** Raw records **
· · · · · · ·

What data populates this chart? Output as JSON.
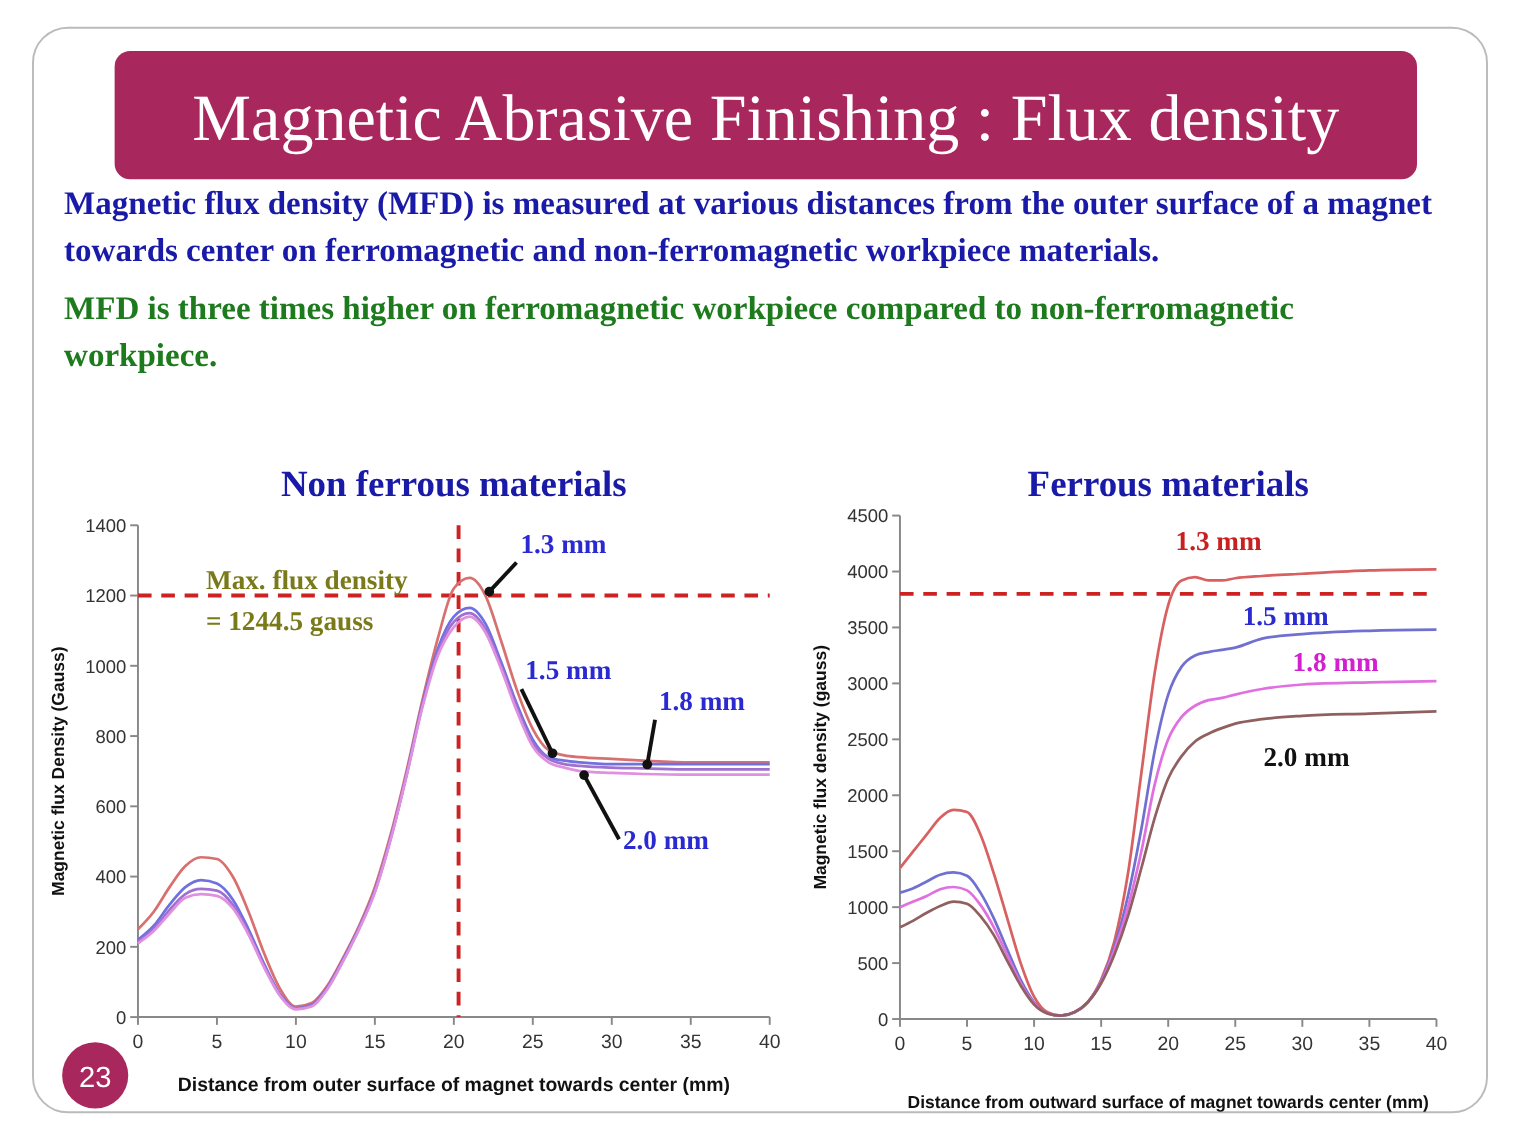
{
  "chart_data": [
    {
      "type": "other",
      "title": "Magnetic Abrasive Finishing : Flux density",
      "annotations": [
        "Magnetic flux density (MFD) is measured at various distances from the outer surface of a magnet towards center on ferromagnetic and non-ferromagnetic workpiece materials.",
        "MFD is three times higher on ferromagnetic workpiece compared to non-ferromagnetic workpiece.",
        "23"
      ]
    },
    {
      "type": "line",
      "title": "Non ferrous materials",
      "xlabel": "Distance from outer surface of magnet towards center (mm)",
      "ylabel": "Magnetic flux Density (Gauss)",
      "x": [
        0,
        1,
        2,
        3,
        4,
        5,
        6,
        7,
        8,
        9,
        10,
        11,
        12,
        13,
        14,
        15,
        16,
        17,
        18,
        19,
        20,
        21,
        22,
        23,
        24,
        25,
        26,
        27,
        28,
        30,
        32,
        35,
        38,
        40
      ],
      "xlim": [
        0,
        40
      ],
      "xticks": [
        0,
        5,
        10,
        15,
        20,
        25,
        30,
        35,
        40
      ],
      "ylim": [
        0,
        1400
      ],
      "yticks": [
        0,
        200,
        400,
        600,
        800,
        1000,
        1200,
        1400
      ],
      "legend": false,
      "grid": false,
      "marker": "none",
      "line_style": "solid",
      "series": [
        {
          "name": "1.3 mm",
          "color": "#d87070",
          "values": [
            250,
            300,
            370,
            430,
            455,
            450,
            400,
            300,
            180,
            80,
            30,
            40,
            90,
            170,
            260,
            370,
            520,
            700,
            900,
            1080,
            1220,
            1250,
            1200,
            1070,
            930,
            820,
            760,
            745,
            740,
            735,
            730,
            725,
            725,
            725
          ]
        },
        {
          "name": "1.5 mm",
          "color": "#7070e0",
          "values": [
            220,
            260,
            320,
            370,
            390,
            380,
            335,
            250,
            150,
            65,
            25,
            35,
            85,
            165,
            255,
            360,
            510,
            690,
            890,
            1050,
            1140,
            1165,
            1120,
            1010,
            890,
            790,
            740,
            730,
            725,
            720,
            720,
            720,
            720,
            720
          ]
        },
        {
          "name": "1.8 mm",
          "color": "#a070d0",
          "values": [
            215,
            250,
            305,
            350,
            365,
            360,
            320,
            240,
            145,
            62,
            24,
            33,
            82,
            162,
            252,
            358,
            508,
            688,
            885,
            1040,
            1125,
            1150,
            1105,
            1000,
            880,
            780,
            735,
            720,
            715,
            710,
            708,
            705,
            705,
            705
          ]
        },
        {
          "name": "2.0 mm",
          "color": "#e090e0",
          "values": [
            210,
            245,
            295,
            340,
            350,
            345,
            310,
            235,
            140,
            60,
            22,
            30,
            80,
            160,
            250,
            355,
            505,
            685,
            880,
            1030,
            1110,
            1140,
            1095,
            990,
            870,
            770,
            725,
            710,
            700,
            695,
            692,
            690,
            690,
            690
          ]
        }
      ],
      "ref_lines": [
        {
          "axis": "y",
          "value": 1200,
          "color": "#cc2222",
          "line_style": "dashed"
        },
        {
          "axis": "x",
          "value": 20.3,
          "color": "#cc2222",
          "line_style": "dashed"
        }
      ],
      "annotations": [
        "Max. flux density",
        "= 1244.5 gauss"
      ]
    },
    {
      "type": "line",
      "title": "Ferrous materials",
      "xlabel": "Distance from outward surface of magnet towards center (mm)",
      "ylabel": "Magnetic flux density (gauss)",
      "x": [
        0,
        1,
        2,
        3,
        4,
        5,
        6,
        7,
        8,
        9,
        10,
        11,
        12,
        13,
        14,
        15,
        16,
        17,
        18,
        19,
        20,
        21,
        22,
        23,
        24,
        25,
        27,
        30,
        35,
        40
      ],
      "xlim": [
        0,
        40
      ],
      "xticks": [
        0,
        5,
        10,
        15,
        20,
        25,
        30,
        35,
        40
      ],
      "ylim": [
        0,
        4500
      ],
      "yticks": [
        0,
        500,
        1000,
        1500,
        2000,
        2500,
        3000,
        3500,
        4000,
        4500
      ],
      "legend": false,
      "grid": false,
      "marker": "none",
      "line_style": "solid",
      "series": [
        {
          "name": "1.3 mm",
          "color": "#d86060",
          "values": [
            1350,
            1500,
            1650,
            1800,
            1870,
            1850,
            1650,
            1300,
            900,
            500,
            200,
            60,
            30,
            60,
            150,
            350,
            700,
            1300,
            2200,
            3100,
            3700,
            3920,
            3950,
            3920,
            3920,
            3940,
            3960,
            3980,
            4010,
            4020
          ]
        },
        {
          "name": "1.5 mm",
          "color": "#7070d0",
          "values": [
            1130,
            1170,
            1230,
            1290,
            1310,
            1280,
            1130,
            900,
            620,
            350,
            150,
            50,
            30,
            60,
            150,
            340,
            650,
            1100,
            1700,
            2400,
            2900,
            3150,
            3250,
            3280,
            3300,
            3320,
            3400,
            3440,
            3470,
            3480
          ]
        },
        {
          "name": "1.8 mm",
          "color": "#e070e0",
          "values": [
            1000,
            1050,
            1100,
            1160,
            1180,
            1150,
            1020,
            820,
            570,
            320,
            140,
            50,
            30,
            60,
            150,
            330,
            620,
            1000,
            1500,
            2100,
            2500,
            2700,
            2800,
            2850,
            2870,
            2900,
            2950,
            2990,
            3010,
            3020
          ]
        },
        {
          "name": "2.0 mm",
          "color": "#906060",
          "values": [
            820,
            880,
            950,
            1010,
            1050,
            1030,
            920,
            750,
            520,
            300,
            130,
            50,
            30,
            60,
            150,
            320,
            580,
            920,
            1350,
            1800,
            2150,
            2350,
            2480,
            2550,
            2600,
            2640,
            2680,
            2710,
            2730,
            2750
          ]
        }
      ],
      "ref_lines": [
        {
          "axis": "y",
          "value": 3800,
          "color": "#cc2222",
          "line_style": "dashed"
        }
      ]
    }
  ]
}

· · · · · · ·

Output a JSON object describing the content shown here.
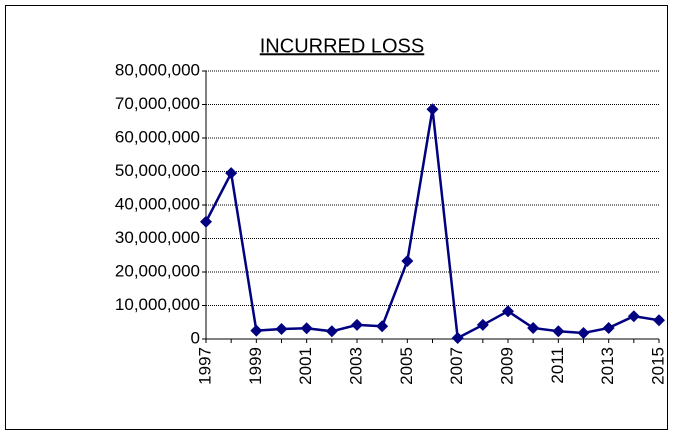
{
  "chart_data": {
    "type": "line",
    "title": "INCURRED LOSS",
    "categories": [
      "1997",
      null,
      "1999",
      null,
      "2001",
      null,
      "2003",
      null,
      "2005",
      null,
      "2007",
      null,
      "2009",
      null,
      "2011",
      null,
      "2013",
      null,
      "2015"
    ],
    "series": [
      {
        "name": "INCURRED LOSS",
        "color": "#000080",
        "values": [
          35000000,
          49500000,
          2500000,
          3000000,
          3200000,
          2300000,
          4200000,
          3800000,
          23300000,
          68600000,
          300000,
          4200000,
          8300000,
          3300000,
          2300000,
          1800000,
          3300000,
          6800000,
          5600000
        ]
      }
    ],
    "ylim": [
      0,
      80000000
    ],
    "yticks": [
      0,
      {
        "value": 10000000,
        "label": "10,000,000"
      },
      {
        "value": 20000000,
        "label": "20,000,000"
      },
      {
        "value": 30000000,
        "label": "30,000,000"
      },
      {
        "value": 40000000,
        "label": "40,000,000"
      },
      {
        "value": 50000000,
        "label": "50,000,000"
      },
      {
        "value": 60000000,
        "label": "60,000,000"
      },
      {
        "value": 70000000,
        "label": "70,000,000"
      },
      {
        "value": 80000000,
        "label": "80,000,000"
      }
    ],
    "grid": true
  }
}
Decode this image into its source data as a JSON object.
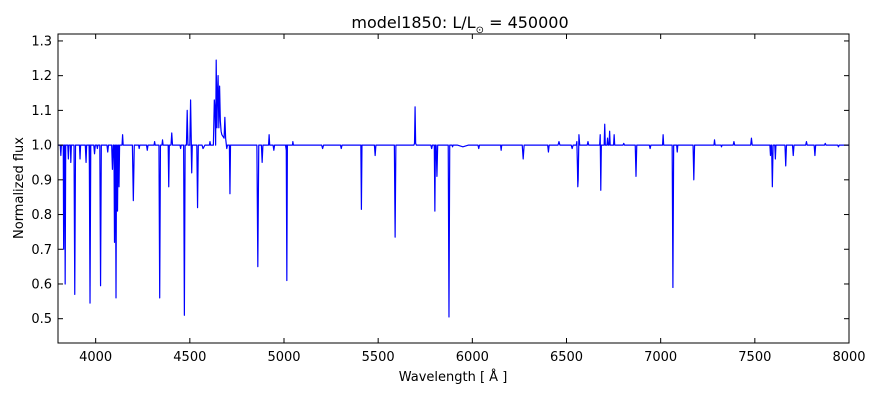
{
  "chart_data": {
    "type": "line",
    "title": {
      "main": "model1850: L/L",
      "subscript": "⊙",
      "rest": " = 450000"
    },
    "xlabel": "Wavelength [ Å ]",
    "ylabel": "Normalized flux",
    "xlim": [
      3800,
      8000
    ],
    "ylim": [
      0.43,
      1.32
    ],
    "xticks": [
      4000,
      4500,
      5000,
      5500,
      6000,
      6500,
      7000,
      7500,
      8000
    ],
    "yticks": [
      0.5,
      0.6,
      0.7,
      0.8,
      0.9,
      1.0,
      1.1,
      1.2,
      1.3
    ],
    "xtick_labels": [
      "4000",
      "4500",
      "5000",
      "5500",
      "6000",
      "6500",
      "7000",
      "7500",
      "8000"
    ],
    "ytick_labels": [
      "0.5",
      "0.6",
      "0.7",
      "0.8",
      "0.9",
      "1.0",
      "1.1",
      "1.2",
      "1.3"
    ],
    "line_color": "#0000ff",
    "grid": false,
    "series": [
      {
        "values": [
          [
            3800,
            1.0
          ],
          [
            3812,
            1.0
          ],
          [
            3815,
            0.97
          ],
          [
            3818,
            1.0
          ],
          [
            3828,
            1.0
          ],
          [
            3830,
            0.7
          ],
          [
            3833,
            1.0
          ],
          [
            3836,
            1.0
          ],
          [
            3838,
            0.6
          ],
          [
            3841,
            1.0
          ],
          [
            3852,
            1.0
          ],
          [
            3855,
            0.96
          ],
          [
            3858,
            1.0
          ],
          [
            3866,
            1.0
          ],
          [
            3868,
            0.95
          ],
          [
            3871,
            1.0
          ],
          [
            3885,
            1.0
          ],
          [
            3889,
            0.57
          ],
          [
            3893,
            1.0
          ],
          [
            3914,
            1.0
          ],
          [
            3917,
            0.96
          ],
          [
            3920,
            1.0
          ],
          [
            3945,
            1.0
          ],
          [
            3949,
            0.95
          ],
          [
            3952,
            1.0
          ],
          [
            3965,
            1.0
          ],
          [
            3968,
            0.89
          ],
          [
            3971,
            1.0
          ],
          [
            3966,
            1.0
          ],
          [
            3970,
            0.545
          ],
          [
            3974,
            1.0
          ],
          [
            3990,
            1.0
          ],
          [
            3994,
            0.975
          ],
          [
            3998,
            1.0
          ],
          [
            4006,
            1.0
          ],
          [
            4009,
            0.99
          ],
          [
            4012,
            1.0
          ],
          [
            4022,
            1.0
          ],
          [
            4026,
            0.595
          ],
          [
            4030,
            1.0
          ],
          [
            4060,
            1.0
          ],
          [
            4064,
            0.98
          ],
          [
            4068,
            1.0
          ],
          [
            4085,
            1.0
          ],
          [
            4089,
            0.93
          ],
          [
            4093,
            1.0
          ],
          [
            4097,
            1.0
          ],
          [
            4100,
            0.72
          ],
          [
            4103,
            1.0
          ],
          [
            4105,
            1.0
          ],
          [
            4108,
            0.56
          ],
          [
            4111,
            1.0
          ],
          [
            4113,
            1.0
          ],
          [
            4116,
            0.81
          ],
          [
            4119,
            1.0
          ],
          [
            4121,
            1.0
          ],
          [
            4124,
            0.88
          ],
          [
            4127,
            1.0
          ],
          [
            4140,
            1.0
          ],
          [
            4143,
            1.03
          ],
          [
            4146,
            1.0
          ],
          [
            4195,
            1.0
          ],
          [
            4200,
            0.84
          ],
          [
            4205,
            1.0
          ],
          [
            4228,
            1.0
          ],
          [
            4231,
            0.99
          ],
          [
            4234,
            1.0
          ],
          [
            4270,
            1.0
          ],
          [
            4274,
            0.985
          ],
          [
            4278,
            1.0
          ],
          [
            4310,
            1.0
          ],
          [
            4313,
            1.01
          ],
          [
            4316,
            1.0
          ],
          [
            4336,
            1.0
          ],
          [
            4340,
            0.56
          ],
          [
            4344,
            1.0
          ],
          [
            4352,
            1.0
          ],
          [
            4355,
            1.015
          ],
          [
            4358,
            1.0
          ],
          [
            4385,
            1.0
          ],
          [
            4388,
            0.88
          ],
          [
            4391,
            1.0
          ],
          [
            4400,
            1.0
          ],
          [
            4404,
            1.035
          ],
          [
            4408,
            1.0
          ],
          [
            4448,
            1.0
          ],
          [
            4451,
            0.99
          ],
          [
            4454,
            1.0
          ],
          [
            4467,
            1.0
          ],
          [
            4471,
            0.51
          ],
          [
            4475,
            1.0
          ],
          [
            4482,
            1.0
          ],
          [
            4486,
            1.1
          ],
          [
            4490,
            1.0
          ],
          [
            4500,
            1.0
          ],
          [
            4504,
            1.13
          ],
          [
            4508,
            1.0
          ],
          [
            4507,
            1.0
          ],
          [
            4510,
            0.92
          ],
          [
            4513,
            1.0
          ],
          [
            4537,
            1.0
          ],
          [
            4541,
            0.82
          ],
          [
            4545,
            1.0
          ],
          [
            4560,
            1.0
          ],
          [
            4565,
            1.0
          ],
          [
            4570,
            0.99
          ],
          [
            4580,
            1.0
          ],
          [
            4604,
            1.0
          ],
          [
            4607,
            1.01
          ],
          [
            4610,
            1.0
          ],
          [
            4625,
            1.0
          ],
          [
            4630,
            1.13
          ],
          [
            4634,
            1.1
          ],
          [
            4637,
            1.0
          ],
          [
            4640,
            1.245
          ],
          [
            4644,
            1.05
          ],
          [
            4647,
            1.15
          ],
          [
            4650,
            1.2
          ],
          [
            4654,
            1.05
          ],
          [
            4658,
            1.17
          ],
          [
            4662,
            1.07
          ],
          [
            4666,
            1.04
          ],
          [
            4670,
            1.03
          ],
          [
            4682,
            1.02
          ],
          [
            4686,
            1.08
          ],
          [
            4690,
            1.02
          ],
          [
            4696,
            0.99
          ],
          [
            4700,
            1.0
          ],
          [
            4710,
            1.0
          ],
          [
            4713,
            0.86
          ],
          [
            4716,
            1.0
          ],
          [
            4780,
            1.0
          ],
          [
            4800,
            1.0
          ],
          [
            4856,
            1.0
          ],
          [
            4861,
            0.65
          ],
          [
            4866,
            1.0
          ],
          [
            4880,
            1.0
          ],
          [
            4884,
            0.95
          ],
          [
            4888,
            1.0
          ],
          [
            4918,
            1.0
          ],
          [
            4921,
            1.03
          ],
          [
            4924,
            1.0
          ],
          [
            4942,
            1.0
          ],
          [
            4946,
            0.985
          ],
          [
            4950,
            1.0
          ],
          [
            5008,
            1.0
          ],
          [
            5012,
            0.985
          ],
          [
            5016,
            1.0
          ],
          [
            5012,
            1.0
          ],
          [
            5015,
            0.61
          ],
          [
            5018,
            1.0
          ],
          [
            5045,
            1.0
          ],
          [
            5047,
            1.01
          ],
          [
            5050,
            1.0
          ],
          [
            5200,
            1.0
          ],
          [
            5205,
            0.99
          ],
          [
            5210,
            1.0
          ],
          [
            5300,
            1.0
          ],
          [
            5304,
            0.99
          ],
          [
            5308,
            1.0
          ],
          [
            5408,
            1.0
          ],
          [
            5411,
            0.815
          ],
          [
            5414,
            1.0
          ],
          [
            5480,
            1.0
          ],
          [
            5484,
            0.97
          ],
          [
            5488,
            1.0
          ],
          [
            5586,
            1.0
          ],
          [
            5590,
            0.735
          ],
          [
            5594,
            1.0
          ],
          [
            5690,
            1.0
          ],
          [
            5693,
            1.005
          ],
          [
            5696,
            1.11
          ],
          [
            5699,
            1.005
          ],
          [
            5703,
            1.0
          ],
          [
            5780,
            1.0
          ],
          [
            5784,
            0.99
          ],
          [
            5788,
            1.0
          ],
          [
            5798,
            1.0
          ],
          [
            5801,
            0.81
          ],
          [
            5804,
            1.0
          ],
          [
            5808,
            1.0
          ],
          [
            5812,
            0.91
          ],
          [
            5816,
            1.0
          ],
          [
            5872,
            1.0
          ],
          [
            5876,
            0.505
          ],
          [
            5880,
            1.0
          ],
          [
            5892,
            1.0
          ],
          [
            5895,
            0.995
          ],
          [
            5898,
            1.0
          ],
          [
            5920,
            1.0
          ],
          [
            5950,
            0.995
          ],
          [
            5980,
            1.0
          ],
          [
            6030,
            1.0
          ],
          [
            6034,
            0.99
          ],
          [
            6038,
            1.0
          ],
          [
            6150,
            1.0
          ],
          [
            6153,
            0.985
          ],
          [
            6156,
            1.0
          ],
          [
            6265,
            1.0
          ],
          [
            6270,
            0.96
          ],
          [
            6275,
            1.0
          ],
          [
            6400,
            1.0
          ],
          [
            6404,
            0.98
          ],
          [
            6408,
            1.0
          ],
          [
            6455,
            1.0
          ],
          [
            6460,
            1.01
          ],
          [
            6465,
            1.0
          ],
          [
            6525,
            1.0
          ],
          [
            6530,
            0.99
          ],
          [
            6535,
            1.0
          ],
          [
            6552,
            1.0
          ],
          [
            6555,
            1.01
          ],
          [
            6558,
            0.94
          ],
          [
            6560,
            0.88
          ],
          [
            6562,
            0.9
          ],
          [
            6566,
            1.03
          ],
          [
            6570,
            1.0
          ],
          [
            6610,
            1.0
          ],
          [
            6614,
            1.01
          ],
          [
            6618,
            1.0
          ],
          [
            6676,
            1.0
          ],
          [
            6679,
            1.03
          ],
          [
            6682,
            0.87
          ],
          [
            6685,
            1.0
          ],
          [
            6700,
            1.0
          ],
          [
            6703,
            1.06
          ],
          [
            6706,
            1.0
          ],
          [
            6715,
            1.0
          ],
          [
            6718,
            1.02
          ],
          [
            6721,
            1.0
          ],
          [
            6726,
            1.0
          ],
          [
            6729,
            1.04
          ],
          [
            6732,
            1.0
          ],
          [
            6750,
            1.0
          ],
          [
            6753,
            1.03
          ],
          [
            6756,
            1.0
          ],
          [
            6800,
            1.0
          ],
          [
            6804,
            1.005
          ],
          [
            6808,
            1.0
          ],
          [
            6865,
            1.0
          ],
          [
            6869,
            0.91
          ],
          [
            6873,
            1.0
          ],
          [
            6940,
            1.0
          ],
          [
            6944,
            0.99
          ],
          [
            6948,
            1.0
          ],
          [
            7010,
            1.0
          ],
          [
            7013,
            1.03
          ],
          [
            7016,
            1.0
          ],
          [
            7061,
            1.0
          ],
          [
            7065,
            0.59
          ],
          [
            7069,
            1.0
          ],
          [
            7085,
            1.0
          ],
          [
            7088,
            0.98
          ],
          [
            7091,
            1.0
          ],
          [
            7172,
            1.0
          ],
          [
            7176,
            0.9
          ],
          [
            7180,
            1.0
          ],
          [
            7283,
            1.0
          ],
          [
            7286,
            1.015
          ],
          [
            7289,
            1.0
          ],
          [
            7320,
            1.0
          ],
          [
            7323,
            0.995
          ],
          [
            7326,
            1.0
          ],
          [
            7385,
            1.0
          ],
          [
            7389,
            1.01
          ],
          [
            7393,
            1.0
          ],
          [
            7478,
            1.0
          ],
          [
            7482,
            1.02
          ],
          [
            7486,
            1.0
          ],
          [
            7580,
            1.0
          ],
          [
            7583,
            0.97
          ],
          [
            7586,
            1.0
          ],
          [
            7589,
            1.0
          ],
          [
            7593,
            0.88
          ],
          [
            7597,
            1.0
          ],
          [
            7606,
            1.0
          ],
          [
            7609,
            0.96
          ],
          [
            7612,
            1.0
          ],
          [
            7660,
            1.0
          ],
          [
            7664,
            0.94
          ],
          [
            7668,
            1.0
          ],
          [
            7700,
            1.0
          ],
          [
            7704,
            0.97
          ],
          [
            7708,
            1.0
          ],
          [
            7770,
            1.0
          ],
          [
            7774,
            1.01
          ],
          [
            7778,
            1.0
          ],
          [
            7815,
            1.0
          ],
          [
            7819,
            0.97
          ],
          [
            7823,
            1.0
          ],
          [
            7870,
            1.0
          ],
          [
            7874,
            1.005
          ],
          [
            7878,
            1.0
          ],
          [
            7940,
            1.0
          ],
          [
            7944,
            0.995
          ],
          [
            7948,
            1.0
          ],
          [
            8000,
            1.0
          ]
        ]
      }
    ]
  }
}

· · · · · · ·

** Exercise prompt **
List the lines of the records where "object" occurs.

** Expected output **
Output a JSON object describing the content shown here.
Decode this image into its source data as a JSON object.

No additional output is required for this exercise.